## Your task
Extract each line from the entries below that has the string "luon" in it.
'''
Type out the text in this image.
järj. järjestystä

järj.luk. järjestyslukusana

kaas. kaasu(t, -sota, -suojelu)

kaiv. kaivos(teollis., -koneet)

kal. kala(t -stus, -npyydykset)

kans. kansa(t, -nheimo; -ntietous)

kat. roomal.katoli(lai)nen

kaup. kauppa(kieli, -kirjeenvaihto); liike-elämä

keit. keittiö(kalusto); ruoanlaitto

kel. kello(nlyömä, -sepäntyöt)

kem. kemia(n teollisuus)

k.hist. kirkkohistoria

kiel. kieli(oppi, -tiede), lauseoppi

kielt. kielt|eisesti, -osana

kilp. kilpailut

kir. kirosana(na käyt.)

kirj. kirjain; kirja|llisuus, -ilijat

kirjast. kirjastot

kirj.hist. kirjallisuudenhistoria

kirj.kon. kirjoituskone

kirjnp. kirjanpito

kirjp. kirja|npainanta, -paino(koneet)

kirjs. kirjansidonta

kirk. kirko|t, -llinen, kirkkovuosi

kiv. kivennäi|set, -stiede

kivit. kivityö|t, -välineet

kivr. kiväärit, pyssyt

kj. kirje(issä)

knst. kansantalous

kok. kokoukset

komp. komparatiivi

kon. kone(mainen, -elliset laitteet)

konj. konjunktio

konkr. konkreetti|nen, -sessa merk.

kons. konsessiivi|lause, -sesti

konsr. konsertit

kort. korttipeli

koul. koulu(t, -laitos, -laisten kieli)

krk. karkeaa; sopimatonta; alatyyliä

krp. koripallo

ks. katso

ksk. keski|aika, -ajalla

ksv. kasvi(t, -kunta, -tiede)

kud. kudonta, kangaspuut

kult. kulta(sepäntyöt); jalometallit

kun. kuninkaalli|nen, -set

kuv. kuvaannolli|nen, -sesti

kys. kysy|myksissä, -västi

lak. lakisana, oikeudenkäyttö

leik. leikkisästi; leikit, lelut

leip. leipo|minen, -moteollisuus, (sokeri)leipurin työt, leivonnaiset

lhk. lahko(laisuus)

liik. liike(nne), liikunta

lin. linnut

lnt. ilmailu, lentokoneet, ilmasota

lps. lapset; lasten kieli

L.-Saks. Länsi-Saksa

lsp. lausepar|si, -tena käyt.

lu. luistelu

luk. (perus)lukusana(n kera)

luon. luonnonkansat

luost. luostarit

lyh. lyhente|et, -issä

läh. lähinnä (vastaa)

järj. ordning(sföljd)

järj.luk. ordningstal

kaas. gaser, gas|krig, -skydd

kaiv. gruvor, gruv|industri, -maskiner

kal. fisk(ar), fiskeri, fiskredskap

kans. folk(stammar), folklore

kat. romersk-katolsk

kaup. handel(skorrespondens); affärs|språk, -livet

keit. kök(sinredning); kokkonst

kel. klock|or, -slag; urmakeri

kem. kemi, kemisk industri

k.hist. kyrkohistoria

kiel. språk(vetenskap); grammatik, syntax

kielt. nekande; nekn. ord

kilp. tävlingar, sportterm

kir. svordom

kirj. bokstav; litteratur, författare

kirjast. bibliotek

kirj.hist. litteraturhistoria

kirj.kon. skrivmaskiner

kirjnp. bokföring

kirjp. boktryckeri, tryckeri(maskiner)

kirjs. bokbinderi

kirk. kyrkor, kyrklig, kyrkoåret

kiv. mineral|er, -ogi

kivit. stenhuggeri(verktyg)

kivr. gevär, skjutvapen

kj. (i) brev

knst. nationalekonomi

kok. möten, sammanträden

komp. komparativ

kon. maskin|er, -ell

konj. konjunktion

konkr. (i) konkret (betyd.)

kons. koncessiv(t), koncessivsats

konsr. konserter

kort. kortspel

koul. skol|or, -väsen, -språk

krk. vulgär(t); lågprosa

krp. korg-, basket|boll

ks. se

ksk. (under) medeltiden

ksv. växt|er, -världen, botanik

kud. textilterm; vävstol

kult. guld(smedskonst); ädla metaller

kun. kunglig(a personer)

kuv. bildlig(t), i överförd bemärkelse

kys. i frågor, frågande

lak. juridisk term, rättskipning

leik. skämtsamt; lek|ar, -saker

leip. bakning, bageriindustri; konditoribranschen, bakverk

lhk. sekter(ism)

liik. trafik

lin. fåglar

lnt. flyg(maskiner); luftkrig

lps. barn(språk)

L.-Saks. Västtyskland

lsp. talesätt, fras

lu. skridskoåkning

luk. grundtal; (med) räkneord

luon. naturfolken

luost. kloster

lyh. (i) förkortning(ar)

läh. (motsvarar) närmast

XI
'''
## Exercise answer
luon. luonnonkansat
luon. naturfolken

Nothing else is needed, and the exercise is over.